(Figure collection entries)
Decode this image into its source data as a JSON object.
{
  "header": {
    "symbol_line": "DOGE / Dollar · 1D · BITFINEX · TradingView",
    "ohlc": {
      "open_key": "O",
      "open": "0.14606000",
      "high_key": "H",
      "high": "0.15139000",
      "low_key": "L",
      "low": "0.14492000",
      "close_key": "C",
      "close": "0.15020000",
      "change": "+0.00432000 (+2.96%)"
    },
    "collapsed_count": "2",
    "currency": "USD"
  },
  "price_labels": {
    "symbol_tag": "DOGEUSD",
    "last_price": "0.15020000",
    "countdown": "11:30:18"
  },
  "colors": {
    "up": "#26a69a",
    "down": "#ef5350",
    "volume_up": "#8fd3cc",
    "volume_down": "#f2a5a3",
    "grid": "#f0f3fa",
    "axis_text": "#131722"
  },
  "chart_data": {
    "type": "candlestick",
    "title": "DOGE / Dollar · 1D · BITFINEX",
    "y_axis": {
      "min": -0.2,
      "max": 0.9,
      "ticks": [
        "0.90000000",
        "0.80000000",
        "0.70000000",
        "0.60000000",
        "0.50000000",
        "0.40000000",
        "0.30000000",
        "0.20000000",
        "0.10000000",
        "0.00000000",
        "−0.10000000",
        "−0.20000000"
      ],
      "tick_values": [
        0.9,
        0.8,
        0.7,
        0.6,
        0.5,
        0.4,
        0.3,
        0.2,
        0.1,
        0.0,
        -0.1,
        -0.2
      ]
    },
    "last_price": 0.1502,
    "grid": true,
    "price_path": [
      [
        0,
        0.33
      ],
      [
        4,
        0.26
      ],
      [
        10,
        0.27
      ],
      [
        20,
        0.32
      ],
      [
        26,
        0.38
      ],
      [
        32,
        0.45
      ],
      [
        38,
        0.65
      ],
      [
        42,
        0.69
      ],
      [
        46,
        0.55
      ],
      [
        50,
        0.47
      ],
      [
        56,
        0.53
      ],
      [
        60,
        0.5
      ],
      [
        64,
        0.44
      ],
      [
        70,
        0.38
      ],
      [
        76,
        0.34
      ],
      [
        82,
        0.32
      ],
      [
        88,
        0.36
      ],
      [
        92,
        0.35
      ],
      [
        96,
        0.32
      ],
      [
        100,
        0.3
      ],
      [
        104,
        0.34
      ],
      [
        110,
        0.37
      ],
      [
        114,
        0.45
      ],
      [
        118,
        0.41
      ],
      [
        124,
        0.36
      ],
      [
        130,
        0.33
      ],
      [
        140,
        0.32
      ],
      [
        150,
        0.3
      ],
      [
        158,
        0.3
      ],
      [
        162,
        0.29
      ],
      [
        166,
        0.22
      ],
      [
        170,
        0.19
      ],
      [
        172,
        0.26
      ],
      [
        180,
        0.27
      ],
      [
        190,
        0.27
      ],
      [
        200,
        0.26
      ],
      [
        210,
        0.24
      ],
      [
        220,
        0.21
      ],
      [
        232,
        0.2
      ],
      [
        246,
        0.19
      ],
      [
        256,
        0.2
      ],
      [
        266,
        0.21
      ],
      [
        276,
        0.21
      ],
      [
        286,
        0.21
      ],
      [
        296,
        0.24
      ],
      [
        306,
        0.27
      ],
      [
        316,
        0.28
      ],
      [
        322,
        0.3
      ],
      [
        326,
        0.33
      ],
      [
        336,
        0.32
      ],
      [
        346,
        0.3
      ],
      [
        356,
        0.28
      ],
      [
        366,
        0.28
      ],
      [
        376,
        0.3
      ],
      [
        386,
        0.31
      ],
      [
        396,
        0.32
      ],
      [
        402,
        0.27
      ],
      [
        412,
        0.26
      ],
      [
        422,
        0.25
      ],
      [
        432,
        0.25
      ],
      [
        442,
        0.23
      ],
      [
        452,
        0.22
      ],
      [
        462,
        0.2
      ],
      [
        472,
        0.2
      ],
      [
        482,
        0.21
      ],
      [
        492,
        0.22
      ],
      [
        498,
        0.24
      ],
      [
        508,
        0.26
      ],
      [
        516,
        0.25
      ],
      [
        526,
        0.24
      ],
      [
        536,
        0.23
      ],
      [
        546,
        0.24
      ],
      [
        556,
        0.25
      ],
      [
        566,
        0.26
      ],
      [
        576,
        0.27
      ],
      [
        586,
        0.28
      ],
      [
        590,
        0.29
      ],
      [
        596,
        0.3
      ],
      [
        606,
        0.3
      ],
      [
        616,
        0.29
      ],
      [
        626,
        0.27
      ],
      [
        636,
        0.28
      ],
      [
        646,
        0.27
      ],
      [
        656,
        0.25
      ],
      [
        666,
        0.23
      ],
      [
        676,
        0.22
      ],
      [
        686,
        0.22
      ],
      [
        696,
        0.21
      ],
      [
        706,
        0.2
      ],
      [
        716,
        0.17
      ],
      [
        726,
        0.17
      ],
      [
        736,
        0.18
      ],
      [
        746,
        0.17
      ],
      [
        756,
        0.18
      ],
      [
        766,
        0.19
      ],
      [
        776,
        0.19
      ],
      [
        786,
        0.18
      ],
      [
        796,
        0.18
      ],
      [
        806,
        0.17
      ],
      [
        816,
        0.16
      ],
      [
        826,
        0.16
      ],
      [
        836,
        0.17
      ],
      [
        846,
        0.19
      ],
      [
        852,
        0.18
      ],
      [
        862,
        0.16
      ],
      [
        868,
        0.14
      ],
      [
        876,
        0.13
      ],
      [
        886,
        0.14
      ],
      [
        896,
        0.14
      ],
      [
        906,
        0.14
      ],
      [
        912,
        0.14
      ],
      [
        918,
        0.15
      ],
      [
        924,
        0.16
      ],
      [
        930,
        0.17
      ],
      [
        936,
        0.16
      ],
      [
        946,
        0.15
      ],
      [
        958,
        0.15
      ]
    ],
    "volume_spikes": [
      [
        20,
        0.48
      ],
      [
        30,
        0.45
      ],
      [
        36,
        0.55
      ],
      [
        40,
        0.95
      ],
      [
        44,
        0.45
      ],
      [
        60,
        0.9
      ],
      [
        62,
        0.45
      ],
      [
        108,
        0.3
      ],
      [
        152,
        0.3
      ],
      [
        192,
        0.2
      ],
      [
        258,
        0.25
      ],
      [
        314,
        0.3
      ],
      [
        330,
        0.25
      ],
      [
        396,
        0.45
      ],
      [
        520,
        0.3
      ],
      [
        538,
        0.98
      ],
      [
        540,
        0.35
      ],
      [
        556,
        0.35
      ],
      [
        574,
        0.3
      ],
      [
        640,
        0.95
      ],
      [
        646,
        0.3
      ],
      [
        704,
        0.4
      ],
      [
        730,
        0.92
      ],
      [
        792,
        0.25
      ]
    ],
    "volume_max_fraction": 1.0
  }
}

◆ **The request**: Extract the full listing above without altering anything.

◆ **Problem solution**:
Decode this image into its source data as a JSON object.
{
  "header": {
    "symbol_line": "DOGE / Dollar · 1D · BITFINEX · TradingView",
    "ohlc": {
      "open_key": "O",
      "open": "0.14606000",
      "high_key": "H",
      "high": "0.15139000",
      "low_key": "L",
      "low": "0.14492000",
      "close_key": "C",
      "close": "0.15020000",
      "change": "+0.00432000 (+2.96%)"
    },
    "collapsed_count": "2",
    "currency": "USD"
  },
  "price_labels": {
    "symbol_tag": "DOGEUSD",
    "last_price": "0.15020000",
    "countdown": "11:30:18"
  },
  "colors": {
    "up": "#26a69a",
    "down": "#ef5350",
    "volume_up": "#8fd3cc",
    "volume_down": "#f2a5a3",
    "grid": "#f0f3fa",
    "axis_text": "#131722"
  },
  "chart_data": {
    "type": "candlestick",
    "title": "DOGE / Dollar · 1D · BITFINEX",
    "y_axis": {
      "min": -0.2,
      "max": 0.9,
      "ticks": [
        "0.90000000",
        "0.80000000",
        "0.70000000",
        "0.60000000",
        "0.50000000",
        "0.40000000",
        "0.30000000",
        "0.20000000",
        "0.10000000",
        "0.00000000",
        "−0.10000000",
        "−0.20000000"
      ],
      "tick_values": [
        0.9,
        0.8,
        0.7,
        0.6,
        0.5,
        0.4,
        0.3,
        0.2,
        0.1,
        0.0,
        -0.1,
        -0.2
      ]
    },
    "last_price": 0.1502,
    "grid": true,
    "price_path": [
      [
        0,
        0.33
      ],
      [
        4,
        0.26
      ],
      [
        10,
        0.27
      ],
      [
        20,
        0.32
      ],
      [
        26,
        0.38
      ],
      [
        32,
        0.45
      ],
      [
        38,
        0.65
      ],
      [
        42,
        0.69
      ],
      [
        46,
        0.55
      ],
      [
        50,
        0.47
      ],
      [
        56,
        0.53
      ],
      [
        60,
        0.5
      ],
      [
        64,
        0.44
      ],
      [
        70,
        0.38
      ],
      [
        76,
        0.34
      ],
      [
        82,
        0.32
      ],
      [
        88,
        0.36
      ],
      [
        92,
        0.35
      ],
      [
        96,
        0.32
      ],
      [
        100,
        0.3
      ],
      [
        104,
        0.34
      ],
      [
        110,
        0.37
      ],
      [
        114,
        0.45
      ],
      [
        118,
        0.41
      ],
      [
        124,
        0.36
      ],
      [
        130,
        0.33
      ],
      [
        140,
        0.32
      ],
      [
        150,
        0.3
      ],
      [
        158,
        0.3
      ],
      [
        162,
        0.29
      ],
      [
        166,
        0.22
      ],
      [
        170,
        0.19
      ],
      [
        172,
        0.26
      ],
      [
        180,
        0.27
      ],
      [
        190,
        0.27
      ],
      [
        200,
        0.26
      ],
      [
        210,
        0.24
      ],
      [
        220,
        0.21
      ],
      [
        232,
        0.2
      ],
      [
        246,
        0.19
      ],
      [
        256,
        0.2
      ],
      [
        266,
        0.21
      ],
      [
        276,
        0.21
      ],
      [
        286,
        0.21
      ],
      [
        296,
        0.24
      ],
      [
        306,
        0.27
      ],
      [
        316,
        0.28
      ],
      [
        322,
        0.3
      ],
      [
        326,
        0.33
      ],
      [
        336,
        0.32
      ],
      [
        346,
        0.3
      ],
      [
        356,
        0.28
      ],
      [
        366,
        0.28
      ],
      [
        376,
        0.3
      ],
      [
        386,
        0.31
      ],
      [
        396,
        0.32
      ],
      [
        402,
        0.27
      ],
      [
        412,
        0.26
      ],
      [
        422,
        0.25
      ],
      [
        432,
        0.25
      ],
      [
        442,
        0.23
      ],
      [
        452,
        0.22
      ],
      [
        462,
        0.2
      ],
      [
        472,
        0.2
      ],
      [
        482,
        0.21
      ],
      [
        492,
        0.22
      ],
      [
        498,
        0.24
      ],
      [
        508,
        0.26
      ],
      [
        516,
        0.25
      ],
      [
        526,
        0.24
      ],
      [
        536,
        0.23
      ],
      [
        546,
        0.24
      ],
      [
        556,
        0.25
      ],
      [
        566,
        0.26
      ],
      [
        576,
        0.27
      ],
      [
        586,
        0.28
      ],
      [
        590,
        0.29
      ],
      [
        596,
        0.3
      ],
      [
        606,
        0.3
      ],
      [
        616,
        0.29
      ],
      [
        626,
        0.27
      ],
      [
        636,
        0.28
      ],
      [
        646,
        0.27
      ],
      [
        656,
        0.25
      ],
      [
        666,
        0.23
      ],
      [
        676,
        0.22
      ],
      [
        686,
        0.22
      ],
      [
        696,
        0.21
      ],
      [
        706,
        0.2
      ],
      [
        716,
        0.17
      ],
      [
        726,
        0.17
      ],
      [
        736,
        0.18
      ],
      [
        746,
        0.17
      ],
      [
        756,
        0.18
      ],
      [
        766,
        0.19
      ],
      [
        776,
        0.19
      ],
      [
        786,
        0.18
      ],
      [
        796,
        0.18
      ],
      [
        806,
        0.17
      ],
      [
        816,
        0.16
      ],
      [
        826,
        0.16
      ],
      [
        836,
        0.17
      ],
      [
        846,
        0.19
      ],
      [
        852,
        0.18
      ],
      [
        862,
        0.16
      ],
      [
        868,
        0.14
      ],
      [
        876,
        0.13
      ],
      [
        886,
        0.14
      ],
      [
        896,
        0.14
      ],
      [
        906,
        0.14
      ],
      [
        912,
        0.14
      ],
      [
        918,
        0.15
      ],
      [
        924,
        0.16
      ],
      [
        930,
        0.17
      ],
      [
        936,
        0.16
      ],
      [
        946,
        0.15
      ],
      [
        958,
        0.15
      ]
    ],
    "volume_spikes": [
      [
        20,
        0.48
      ],
      [
        30,
        0.45
      ],
      [
        36,
        0.55
      ],
      [
        40,
        0.95
      ],
      [
        44,
        0.45
      ],
      [
        60,
        0.9
      ],
      [
        62,
        0.45
      ],
      [
        108,
        0.3
      ],
      [
        152,
        0.3
      ],
      [
        192,
        0.2
      ],
      [
        258,
        0.25
      ],
      [
        314,
        0.3
      ],
      [
        330,
        0.25
      ],
      [
        396,
        0.45
      ],
      [
        520,
        0.3
      ],
      [
        538,
        0.98
      ],
      [
        540,
        0.35
      ],
      [
        556,
        0.35
      ],
      [
        574,
        0.3
      ],
      [
        640,
        0.95
      ],
      [
        646,
        0.3
      ],
      [
        704,
        0.4
      ],
      [
        730,
        0.92
      ],
      [
        792,
        0.25
      ]
    ],
    "volume_max_fraction": 1.0
  }
}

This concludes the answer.